◆ **Problem requirements**
Repeat each entry below exactly, omitting any picture it holds.

(Extracts from a graphics dataset)
■ ■ ■

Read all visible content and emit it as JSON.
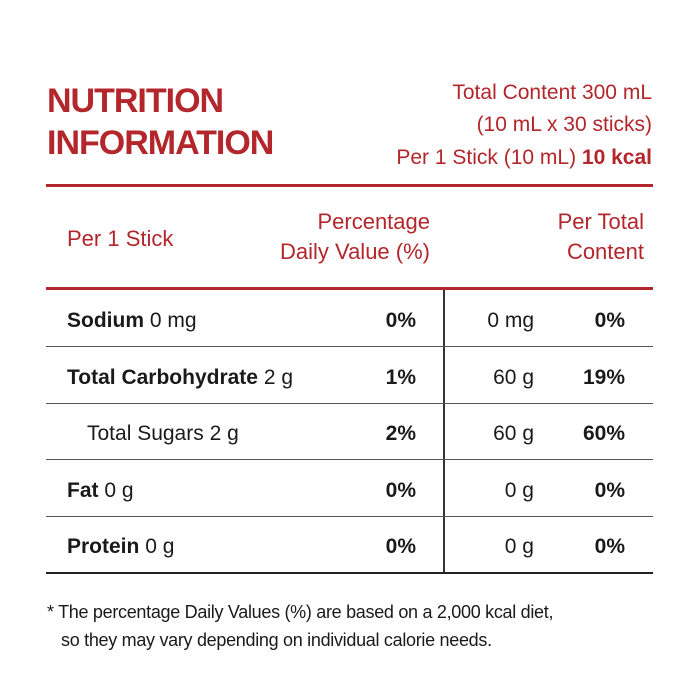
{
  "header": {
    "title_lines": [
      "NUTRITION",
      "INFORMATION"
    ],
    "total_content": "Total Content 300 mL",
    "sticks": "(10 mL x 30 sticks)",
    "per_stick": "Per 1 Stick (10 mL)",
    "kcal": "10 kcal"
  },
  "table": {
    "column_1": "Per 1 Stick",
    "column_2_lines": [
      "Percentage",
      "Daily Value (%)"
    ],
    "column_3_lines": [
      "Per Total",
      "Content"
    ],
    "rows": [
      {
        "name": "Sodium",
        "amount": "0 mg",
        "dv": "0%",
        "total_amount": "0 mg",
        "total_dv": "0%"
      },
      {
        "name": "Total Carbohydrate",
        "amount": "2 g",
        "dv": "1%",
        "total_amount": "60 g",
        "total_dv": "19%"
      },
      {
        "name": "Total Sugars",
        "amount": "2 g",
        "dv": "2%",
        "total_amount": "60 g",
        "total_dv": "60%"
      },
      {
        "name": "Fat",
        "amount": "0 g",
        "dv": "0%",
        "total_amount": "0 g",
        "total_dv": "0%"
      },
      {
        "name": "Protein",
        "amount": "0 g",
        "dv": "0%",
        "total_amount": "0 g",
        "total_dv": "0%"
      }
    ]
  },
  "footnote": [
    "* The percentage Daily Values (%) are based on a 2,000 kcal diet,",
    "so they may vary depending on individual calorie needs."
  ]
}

■ ■ ■

◆ **Result**
Read all visible content and emit it as JSON.
{
  "header": {
    "title_lines": [
      "NUTRITION",
      "INFORMATION"
    ],
    "total_content": "Total Content 300 mL",
    "sticks": "(10 mL x 30 sticks)",
    "per_stick": "Per 1 Stick (10 mL)",
    "kcal": "10 kcal"
  },
  "table": {
    "column_1": "Per 1 Stick",
    "column_2_lines": [
      "Percentage",
      "Daily Value (%)"
    ],
    "column_3_lines": [
      "Per Total",
      "Content"
    ],
    "rows": [
      {
        "name": "Sodium",
        "amount": "0 mg",
        "dv": "0%",
        "total_amount": "0 mg",
        "total_dv": "0%"
      },
      {
        "name": "Total Carbohydrate",
        "amount": "2 g",
        "dv": "1%",
        "total_amount": "60 g",
        "total_dv": "19%"
      },
      {
        "name": "Total Sugars",
        "amount": "2 g",
        "dv": "2%",
        "total_amount": "60 g",
        "total_dv": "60%"
      },
      {
        "name": "Fat",
        "amount": "0 g",
        "dv": "0%",
        "total_amount": "0 g",
        "total_dv": "0%"
      },
      {
        "name": "Protein",
        "amount": "0 g",
        "dv": "0%",
        "total_amount": "0 g",
        "total_dv": "0%"
      }
    ]
  },
  "footnote": [
    "* The percentage Daily Values (%) are based on a 2,000 kcal diet,",
    "so they may vary depending on individual calorie needs."
  ]
}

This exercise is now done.